* [To do] Retype the records below exactly as they appear.

(Figure record extracts)

************

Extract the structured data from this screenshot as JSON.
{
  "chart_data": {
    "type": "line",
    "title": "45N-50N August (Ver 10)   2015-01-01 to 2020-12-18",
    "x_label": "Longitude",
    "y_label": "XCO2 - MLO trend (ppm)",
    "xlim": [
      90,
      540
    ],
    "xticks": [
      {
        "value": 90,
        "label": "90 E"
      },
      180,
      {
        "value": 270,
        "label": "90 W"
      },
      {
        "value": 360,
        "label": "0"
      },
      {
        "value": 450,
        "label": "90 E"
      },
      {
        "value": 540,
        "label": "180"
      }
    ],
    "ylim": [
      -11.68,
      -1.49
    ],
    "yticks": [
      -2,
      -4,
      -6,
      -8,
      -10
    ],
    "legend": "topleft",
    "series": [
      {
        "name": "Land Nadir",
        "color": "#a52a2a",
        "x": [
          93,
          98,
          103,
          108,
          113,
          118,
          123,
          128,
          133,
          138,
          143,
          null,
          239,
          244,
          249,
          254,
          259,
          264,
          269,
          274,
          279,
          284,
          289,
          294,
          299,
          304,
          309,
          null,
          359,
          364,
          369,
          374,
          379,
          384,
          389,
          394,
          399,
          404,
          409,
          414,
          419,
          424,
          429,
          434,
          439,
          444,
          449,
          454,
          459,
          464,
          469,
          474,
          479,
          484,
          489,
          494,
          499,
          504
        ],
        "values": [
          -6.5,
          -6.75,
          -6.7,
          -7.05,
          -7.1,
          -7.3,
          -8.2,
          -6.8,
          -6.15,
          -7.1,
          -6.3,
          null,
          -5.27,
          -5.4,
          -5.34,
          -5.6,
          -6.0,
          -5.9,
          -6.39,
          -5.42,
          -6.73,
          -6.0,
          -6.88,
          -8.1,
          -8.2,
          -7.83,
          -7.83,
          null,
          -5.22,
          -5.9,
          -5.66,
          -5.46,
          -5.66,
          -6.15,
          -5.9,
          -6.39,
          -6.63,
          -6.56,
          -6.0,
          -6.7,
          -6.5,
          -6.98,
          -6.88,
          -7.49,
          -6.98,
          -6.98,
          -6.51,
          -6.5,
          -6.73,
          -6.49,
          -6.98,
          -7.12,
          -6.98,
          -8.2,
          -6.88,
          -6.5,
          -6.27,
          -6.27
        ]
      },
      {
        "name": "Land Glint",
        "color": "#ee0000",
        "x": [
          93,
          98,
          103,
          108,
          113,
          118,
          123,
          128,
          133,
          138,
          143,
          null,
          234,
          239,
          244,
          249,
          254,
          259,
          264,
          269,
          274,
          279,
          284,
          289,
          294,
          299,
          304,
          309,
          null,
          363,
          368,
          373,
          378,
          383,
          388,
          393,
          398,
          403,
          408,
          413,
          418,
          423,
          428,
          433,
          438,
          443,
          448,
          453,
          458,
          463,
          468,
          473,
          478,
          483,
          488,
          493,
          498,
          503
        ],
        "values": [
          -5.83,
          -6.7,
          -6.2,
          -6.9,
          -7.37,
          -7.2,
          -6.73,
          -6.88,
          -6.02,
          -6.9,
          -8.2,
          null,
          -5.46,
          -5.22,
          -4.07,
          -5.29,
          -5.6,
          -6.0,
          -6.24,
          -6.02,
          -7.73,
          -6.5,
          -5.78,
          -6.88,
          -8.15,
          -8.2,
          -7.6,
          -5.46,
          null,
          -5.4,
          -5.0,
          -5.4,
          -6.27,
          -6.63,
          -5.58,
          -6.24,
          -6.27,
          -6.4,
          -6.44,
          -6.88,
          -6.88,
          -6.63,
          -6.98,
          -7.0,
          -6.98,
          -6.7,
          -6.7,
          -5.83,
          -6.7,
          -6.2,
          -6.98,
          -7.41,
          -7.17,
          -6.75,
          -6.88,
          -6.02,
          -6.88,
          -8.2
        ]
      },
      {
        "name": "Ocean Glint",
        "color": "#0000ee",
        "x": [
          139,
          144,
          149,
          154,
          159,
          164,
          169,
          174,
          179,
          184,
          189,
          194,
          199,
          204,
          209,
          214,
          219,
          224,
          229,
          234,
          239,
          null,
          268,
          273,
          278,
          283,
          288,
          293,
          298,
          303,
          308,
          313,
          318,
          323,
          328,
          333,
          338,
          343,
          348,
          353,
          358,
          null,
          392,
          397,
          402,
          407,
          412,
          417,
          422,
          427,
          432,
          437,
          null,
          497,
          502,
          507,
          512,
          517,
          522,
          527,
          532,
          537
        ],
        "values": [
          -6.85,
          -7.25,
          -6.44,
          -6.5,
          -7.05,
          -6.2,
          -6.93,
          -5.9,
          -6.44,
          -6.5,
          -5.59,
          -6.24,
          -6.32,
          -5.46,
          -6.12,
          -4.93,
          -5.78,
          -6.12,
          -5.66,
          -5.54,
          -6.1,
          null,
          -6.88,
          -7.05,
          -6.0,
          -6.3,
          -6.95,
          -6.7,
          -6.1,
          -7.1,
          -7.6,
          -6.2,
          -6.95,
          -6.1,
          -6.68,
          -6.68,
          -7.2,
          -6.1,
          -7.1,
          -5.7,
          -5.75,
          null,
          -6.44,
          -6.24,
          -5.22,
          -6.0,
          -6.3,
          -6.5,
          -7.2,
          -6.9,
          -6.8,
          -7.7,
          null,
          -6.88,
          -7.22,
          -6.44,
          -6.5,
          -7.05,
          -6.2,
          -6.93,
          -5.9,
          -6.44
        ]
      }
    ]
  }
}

************

* [Response to the exercise]
Extract the structured data from this screenshot as JSON.
{
  "chart_data": {
    "type": "line",
    "title": "45N-50N August (Ver 10)   2015-01-01 to 2020-12-18",
    "x_label": "Longitude",
    "y_label": "XCO2 - MLO trend (ppm)",
    "xlim": [
      90,
      540
    ],
    "xticks": [
      {
        "value": 90,
        "label": "90 E"
      },
      180,
      {
        "value": 270,
        "label": "90 W"
      },
      {
        "value": 360,
        "label": "0"
      },
      {
        "value": 450,
        "label": "90 E"
      },
      {
        "value": 540,
        "label": "180"
      }
    ],
    "ylim": [
      -11.68,
      -1.49
    ],
    "yticks": [
      -2,
      -4,
      -6,
      -8,
      -10
    ],
    "legend": "topleft",
    "series": [
      {
        "name": "Land Nadir",
        "color": "#a52a2a",
        "x": [
          93,
          98,
          103,
          108,
          113,
          118,
          123,
          128,
          133,
          138,
          143,
          null,
          239,
          244,
          249,
          254,
          259,
          264,
          269,
          274,
          279,
          284,
          289,
          294,
          299,
          304,
          309,
          null,
          359,
          364,
          369,
          374,
          379,
          384,
          389,
          394,
          399,
          404,
          409,
          414,
          419,
          424,
          429,
          434,
          439,
          444,
          449,
          454,
          459,
          464,
          469,
          474,
          479,
          484,
          489,
          494,
          499,
          504
        ],
        "values": [
          -6.5,
          -6.75,
          -6.7,
          -7.05,
          -7.1,
          -7.3,
          -8.2,
          -6.8,
          -6.15,
          -7.1,
          -6.3,
          null,
          -5.27,
          -5.4,
          -5.34,
          -5.6,
          -6.0,
          -5.9,
          -6.39,
          -5.42,
          -6.73,
          -6.0,
          -6.88,
          -8.1,
          -8.2,
          -7.83,
          -7.83,
          null,
          -5.22,
          -5.9,
          -5.66,
          -5.46,
          -5.66,
          -6.15,
          -5.9,
          -6.39,
          -6.63,
          -6.56,
          -6.0,
          -6.7,
          -6.5,
          -6.98,
          -6.88,
          -7.49,
          -6.98,
          -6.98,
          -6.51,
          -6.5,
          -6.73,
          -6.49,
          -6.98,
          -7.12,
          -6.98,
          -8.2,
          -6.88,
          -6.5,
          -6.27,
          -6.27
        ]
      },
      {
        "name": "Land Glint",
        "color": "#ee0000",
        "x": [
          93,
          98,
          103,
          108,
          113,
          118,
          123,
          128,
          133,
          138,
          143,
          null,
          234,
          239,
          244,
          249,
          254,
          259,
          264,
          269,
          274,
          279,
          284,
          289,
          294,
          299,
          304,
          309,
          null,
          363,
          368,
          373,
          378,
          383,
          388,
          393,
          398,
          403,
          408,
          413,
          418,
          423,
          428,
          433,
          438,
          443,
          448,
          453,
          458,
          463,
          468,
          473,
          478,
          483,
          488,
          493,
          498,
          503
        ],
        "values": [
          -5.83,
          -6.7,
          -6.2,
          -6.9,
          -7.37,
          -7.2,
          -6.73,
          -6.88,
          -6.02,
          -6.9,
          -8.2,
          null,
          -5.46,
          -5.22,
          -4.07,
          -5.29,
          -5.6,
          -6.0,
          -6.24,
          -6.02,
          -7.73,
          -6.5,
          -5.78,
          -6.88,
          -8.15,
          -8.2,
          -7.6,
          -5.46,
          null,
          -5.4,
          -5.0,
          -5.4,
          -6.27,
          -6.63,
          -5.58,
          -6.24,
          -6.27,
          -6.4,
          -6.44,
          -6.88,
          -6.88,
          -6.63,
          -6.98,
          -7.0,
          -6.98,
          -6.7,
          -6.7,
          -5.83,
          -6.7,
          -6.2,
          -6.98,
          -7.41,
          -7.17,
          -6.75,
          -6.88,
          -6.02,
          -6.88,
          -8.2
        ]
      },
      {
        "name": "Ocean Glint",
        "color": "#0000ee",
        "x": [
          139,
          144,
          149,
          154,
          159,
          164,
          169,
          174,
          179,
          184,
          189,
          194,
          199,
          204,
          209,
          214,
          219,
          224,
          229,
          234,
          239,
          null,
          268,
          273,
          278,
          283,
          288,
          293,
          298,
          303,
          308,
          313,
          318,
          323,
          328,
          333,
          338,
          343,
          348,
          353,
          358,
          null,
          392,
          397,
          402,
          407,
          412,
          417,
          422,
          427,
          432,
          437,
          null,
          497,
          502,
          507,
          512,
          517,
          522,
          527,
          532,
          537
        ],
        "values": [
          -6.85,
          -7.25,
          -6.44,
          -6.5,
          -7.05,
          -6.2,
          -6.93,
          -5.9,
          -6.44,
          -6.5,
          -5.59,
          -6.24,
          -6.32,
          -5.46,
          -6.12,
          -4.93,
          -5.78,
          -6.12,
          -5.66,
          -5.54,
          -6.1,
          null,
          -6.88,
          -7.05,
          -6.0,
          -6.3,
          -6.95,
          -6.7,
          -6.1,
          -7.1,
          -7.6,
          -6.2,
          -6.95,
          -6.1,
          -6.68,
          -6.68,
          -7.2,
          -6.1,
          -7.1,
          -5.7,
          -5.75,
          null,
          -6.44,
          -6.24,
          -5.22,
          -6.0,
          -6.3,
          -6.5,
          -7.2,
          -6.9,
          -6.8,
          -7.7,
          null,
          -6.88,
          -7.22,
          -6.44,
          -6.5,
          -7.05,
          -6.2,
          -6.93,
          -5.9,
          -6.44
        ]
      }
    ]
  }
}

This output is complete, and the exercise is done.